Data records -
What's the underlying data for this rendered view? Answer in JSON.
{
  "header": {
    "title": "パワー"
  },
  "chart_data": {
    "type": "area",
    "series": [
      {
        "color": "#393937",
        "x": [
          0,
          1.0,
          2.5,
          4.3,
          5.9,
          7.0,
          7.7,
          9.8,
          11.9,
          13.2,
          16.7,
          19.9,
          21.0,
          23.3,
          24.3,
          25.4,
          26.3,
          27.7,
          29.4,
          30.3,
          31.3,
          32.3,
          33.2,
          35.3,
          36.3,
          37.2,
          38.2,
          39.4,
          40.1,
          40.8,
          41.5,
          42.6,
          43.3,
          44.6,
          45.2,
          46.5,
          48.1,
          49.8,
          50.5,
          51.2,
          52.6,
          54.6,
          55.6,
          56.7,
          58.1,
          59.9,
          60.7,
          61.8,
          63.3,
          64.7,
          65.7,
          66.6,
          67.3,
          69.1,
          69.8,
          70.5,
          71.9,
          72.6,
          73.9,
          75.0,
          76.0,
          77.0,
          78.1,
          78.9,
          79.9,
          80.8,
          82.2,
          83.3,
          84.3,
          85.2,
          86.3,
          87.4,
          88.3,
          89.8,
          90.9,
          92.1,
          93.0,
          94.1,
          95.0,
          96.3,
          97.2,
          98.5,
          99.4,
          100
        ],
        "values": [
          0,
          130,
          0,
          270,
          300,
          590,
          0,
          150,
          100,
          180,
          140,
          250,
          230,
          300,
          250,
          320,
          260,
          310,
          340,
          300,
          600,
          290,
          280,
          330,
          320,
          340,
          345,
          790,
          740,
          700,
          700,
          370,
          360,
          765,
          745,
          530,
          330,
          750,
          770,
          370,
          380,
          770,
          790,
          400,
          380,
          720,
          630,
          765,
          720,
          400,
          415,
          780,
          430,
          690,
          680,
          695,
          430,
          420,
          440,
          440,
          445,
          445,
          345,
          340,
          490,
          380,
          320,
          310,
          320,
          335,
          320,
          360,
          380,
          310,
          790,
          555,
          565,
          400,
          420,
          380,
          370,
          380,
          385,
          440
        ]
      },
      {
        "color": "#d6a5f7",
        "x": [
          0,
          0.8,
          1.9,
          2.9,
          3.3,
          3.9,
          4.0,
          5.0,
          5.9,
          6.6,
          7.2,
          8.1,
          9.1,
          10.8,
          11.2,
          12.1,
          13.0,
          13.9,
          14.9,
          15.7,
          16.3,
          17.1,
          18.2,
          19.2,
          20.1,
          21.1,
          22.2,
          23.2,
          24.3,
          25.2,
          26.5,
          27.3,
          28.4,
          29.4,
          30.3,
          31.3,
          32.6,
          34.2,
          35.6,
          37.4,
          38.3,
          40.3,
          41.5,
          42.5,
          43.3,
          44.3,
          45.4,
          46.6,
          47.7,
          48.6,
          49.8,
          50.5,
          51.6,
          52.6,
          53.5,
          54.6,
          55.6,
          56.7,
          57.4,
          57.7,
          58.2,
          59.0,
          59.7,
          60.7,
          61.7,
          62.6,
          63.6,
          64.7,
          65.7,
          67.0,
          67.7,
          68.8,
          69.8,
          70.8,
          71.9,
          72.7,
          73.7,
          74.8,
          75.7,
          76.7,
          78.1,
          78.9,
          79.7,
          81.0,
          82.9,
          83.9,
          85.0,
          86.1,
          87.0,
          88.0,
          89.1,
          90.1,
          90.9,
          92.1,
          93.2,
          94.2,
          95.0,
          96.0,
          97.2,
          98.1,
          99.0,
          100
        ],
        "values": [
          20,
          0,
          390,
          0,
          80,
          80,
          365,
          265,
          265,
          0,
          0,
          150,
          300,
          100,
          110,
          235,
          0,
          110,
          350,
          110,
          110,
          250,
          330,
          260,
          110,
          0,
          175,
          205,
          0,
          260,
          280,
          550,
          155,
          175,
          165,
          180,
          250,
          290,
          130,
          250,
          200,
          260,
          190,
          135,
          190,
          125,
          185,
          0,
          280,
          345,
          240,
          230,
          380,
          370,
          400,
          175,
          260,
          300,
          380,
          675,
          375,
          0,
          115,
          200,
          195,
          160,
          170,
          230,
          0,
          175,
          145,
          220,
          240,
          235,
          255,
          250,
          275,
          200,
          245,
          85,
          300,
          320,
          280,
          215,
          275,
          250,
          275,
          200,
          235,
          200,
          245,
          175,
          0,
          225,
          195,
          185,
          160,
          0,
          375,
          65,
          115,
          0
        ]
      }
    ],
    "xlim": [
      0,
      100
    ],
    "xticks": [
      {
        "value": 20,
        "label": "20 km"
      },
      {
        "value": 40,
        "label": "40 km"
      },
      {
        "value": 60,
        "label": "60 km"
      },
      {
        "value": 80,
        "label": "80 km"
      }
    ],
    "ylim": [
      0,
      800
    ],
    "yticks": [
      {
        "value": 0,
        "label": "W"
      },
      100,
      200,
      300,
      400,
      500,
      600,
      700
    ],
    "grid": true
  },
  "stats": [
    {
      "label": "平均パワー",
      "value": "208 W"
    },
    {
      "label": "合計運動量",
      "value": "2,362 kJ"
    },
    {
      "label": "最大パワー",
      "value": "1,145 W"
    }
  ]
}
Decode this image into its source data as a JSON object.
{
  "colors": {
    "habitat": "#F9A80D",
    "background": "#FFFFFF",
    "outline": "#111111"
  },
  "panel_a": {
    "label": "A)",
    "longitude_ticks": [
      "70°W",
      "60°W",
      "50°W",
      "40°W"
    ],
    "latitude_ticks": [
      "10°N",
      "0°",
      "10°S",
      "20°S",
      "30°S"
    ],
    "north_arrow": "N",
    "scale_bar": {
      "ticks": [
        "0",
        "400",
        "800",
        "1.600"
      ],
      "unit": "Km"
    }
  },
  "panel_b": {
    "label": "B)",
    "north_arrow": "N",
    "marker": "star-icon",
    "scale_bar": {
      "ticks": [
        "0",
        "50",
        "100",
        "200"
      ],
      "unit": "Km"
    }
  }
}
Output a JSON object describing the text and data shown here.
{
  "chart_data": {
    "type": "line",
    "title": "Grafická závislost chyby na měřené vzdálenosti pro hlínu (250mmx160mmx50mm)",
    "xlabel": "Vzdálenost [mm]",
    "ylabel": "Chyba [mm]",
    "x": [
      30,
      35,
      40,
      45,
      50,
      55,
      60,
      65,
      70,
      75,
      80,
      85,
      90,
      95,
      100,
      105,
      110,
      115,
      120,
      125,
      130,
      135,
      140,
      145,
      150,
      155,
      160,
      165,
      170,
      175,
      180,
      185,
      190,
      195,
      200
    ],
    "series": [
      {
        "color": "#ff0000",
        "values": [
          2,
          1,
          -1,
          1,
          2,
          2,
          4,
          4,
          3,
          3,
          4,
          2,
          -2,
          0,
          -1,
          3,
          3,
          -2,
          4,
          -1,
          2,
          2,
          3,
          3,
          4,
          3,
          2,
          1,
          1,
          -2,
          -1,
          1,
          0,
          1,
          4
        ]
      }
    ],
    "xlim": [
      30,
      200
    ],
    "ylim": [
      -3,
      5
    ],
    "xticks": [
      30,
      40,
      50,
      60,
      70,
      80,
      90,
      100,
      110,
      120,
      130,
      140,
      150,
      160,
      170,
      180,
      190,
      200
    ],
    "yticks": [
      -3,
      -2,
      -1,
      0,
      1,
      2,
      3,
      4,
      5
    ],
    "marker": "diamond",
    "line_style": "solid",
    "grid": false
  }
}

Task brief - Gather each line holding the string "object".

Exercise solution -
Decode this image into its source data as a JSON object.
Output a JSON object describing the text and data shown here.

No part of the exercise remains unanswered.